» **WORK TO BE COMPLETED**
Transcribe the listing that follows in full, omitting pictures.

» **DATA TO PROCESS**
· · ·

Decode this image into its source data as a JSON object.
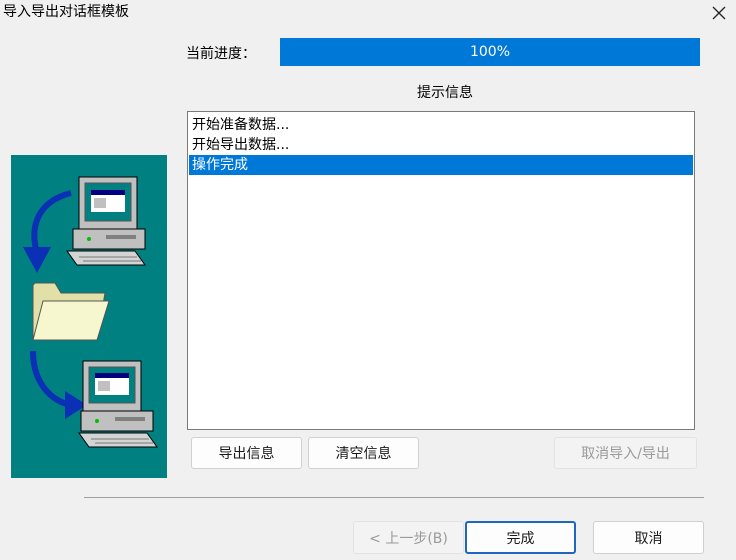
{
  "window": {
    "title": "导入导出对话框模板",
    "close_icon": "close-icon"
  },
  "progress": {
    "label": "当前进度：",
    "value_text": "100%",
    "value": 1.0,
    "color": "#0078d7"
  },
  "messages": {
    "heading": "提示信息",
    "items": [
      "开始准备数据...",
      "开始导出数据...",
      "操作完成"
    ],
    "selected_index": 2
  },
  "action_buttons": {
    "export_info": "导出信息",
    "clear_info": "清空信息",
    "cancel_import_export": "取消导入/导出"
  },
  "footer": {
    "back": "< 上一步(B)",
    "finish": "完成",
    "cancel": "取消"
  },
  "illustration": {
    "background_color": "#008080",
    "icons": [
      "computer-icon",
      "arrow-icon",
      "folder-icon",
      "arrow-icon",
      "computer-icon"
    ]
  }
}
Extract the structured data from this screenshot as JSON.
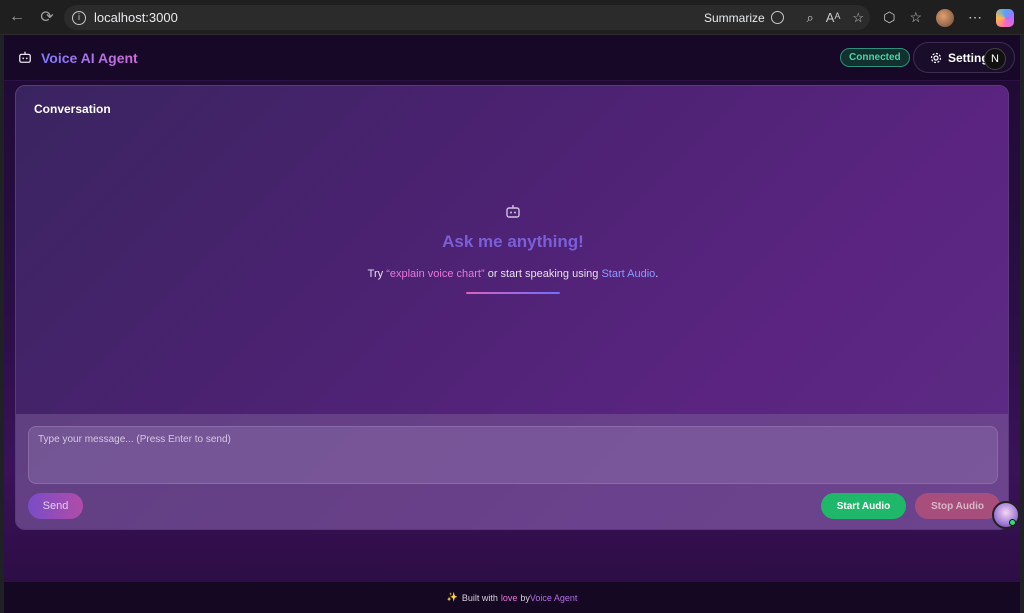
{
  "browser": {
    "url": "localhost:3000",
    "summarize_label": "Summarize"
  },
  "header": {
    "title": "Voice AI Agent",
    "status": "Connected",
    "settings_label": "Settings",
    "user_initial": "N"
  },
  "conversation": {
    "title": "Conversation",
    "empty_title": "Ask me anything!",
    "hint_prefix": "Try ",
    "hint_example": "“explain voice chart”",
    "hint_middle": " or start speaking using ",
    "hint_action": "Start Audio",
    "hint_suffix": "."
  },
  "composer": {
    "placeholder": "Type your message... (Press Enter to send)",
    "send_label": "Send",
    "start_audio_label": "Start Audio",
    "stop_audio_label": "Stop Audio"
  },
  "footer": {
    "sparkle": "✨",
    "prefix": "Built with",
    "love": "love",
    "by": "by",
    "brand": "Voice Agent"
  },
  "colors": {
    "accent": "#7a5fd8",
    "connected": "#43d6a8",
    "start_audio": "#1fb86a",
    "stop_audio": "#a84e7c"
  }
}
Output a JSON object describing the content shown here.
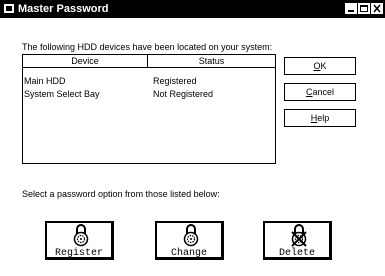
{
  "window": {
    "title": "Master Password"
  },
  "intro_text": "The following HDD devices have been located on your system:",
  "device_list": {
    "headers": [
      "Device",
      "Status"
    ],
    "rows": [
      {
        "device": "Main HDD",
        "status": "Registered"
      },
      {
        "device": "System Select Bay",
        "status": "Not Registered"
      }
    ]
  },
  "buttons": {
    "ok": {
      "mnemonic": "O",
      "rest": "K"
    },
    "cancel": {
      "mnemonic": "C",
      "rest": "ancel"
    },
    "help": {
      "mnemonic": "H",
      "rest": "elp"
    }
  },
  "select_text": "Select a password option from those listed below:",
  "options": [
    {
      "label": "Register",
      "icon": "lock-icon"
    },
    {
      "label": "Change",
      "icon": "lock-icon"
    },
    {
      "label": "Delete",
      "icon": "lock-delete-icon"
    }
  ]
}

· · ·

» **THE REPLY**
Decode this image into its source data as a JSON object.
{
  "window": {
    "title": "导入导出对话框模板",
    "close_icon": "close-icon"
  },
  "progress": {
    "label": "当前进度：",
    "value_text": "100%",
    "value": 1.0,
    "color": "#0078d7"
  },
  "messages": {
    "heading": "提示信息",
    "items": [
      "开始准备数据...",
      "开始导出数据...",
      "操作完成"
    ],
    "selected_index": 2
  },
  "action_buttons": {
    "export_info": "导出信息",
    "clear_info": "清空信息",
    "cancel_import_export": "取消导入/导出"
  },
  "footer": {
    "back": "< 上一步(B)",
    "finish": "完成",
    "cancel": "取消"
  },
  "illustration": {
    "background_color": "#008080",
    "icons": [
      "computer-icon",
      "arrow-icon",
      "folder-icon",
      "arrow-icon",
      "computer-icon"
    ]
  }
}
Extract the structured data from this screenshot as JSON.
{
  "browser": {
    "url": "localhost:3000",
    "summarize_label": "Summarize"
  },
  "header": {
    "title": "Voice AI Agent",
    "status": "Connected",
    "settings_label": "Settings",
    "user_initial": "N"
  },
  "conversation": {
    "title": "Conversation",
    "empty_title": "Ask me anything!",
    "hint_prefix": "Try ",
    "hint_example": "“explain voice chart”",
    "hint_middle": " or start speaking using ",
    "hint_action": "Start Audio",
    "hint_suffix": "."
  },
  "composer": {
    "placeholder": "Type your message... (Press Enter to send)",
    "send_label": "Send",
    "start_audio_label": "Start Audio",
    "stop_audio_label": "Stop Audio"
  },
  "footer": {
    "sparkle": "✨",
    "prefix": "Built with",
    "love": "love",
    "by": "by",
    "brand": "Voice Agent"
  },
  "colors": {
    "accent": "#7a5fd8",
    "connected": "#43d6a8",
    "start_audio": "#1fb86a",
    "stop_audio": "#a84e7c"
  }
}
Output a JSON object describing the content shown here.
{
  "window": {
    "title": "Master Password"
  },
  "intro_text": "The following HDD devices have been located on your system:",
  "device_list": {
    "headers": [
      "Device",
      "Status"
    ],
    "rows": [
      {
        "device": "Main HDD",
        "status": "Registered"
      },
      {
        "device": "System Select Bay",
        "status": "Not Registered"
      }
    ]
  },
  "buttons": {
    "ok": {
      "mnemonic": "O",
      "rest": "K"
    },
    "cancel": {
      "mnemonic": "C",
      "rest": "ancel"
    },
    "help": {
      "mnemonic": "H",
      "rest": "elp"
    }
  },
  "select_text": "Select a password option from those listed below:",
  "options": [
    {
      "label": "Register",
      "icon": "lock-icon"
    },
    {
      "label": "Change",
      "icon": "lock-icon"
    },
    {
      "label": "Delete",
      "icon": "lock-delete-icon"
    }
  ]
}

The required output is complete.